_Supplied material_.
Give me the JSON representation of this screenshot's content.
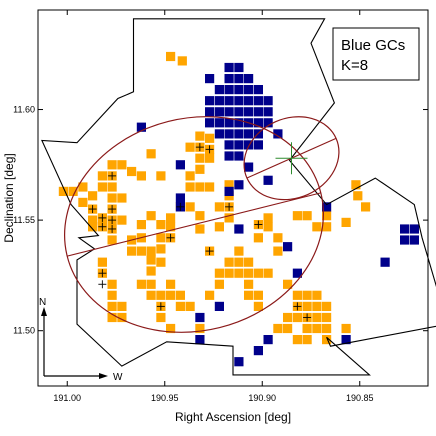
==
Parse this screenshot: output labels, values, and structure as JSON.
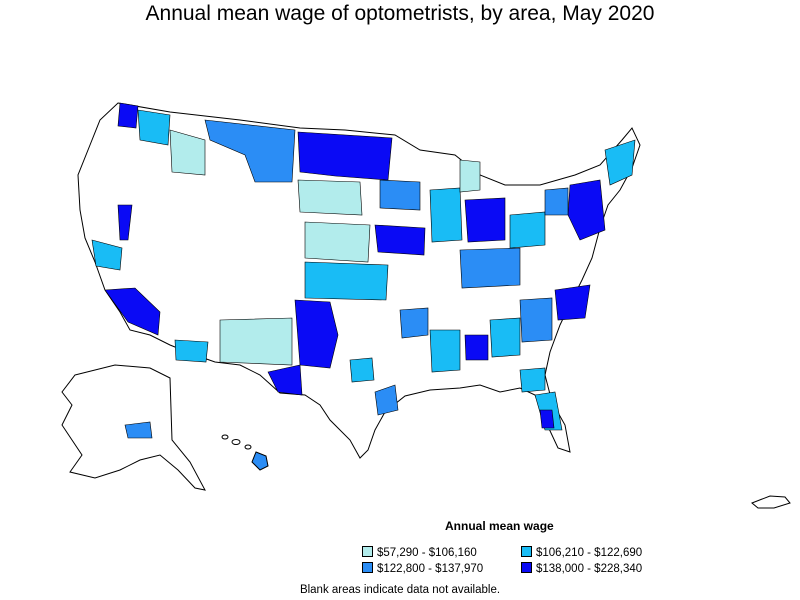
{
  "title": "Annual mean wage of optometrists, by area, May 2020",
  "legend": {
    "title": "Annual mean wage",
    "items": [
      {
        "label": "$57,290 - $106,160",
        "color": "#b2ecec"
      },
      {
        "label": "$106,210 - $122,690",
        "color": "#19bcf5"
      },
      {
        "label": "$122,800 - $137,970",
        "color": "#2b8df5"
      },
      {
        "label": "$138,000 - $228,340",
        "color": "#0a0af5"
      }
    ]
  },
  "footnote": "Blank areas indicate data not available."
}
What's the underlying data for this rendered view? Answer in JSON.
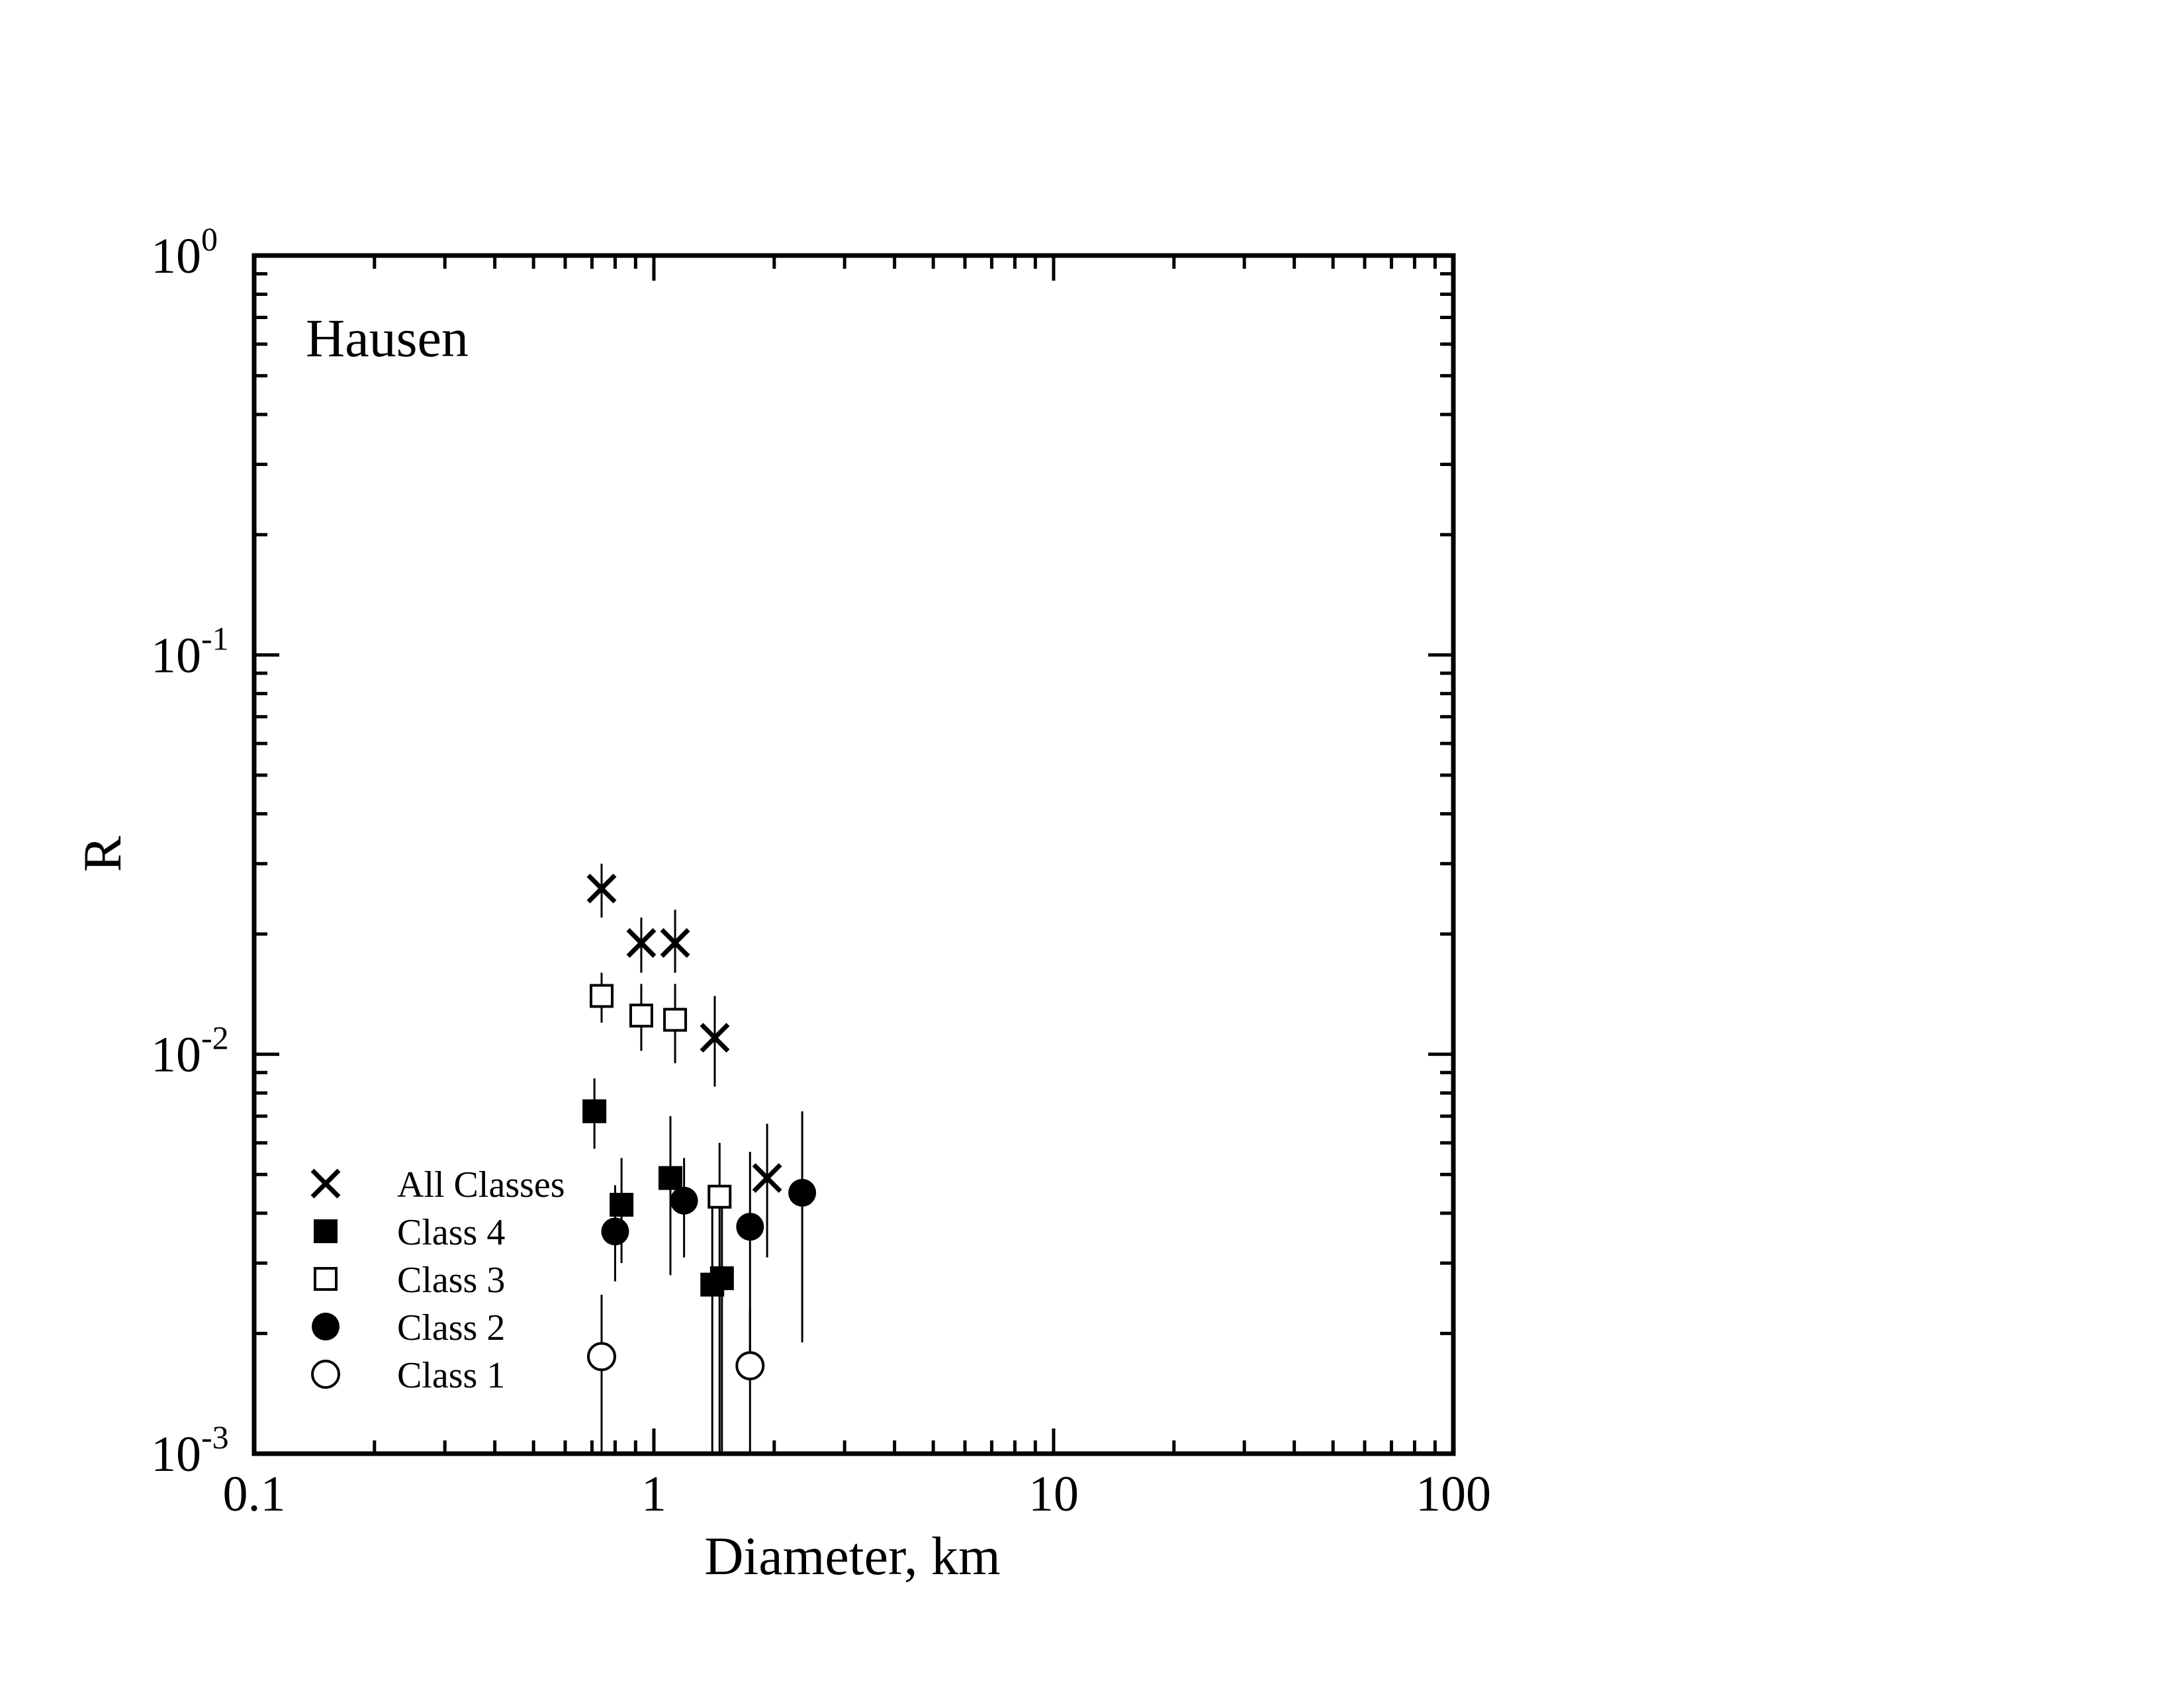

_What is expected_.
Would you restate, exactly and with no pictures, the lines of the entries above from the one containing "Parse this screenshot: output" through the one containing "What's the underlying"?

_Solution below_.
Parse this screenshot: output labels, values, and structure as JSON.
{
  "title": "Annual mean wage of optometrists, by area, May 2020",
  "legend": {
    "title": "Annual mean wage",
    "items": [
      {
        "label": "$57,290 - $106,160",
        "color": "#b2ecec"
      },
      {
        "label": "$106,210 - $122,690",
        "color": "#19bcf5"
      },
      {
        "label": "$122,800 - $137,970",
        "color": "#2b8df5"
      },
      {
        "label": "$138,000 - $228,340",
        "color": "#0a0af5"
      }
    ]
  },
  "footnote": "Blank areas indicate data not available."
}
What's the underlying data for this rendered view? Answer in JSON.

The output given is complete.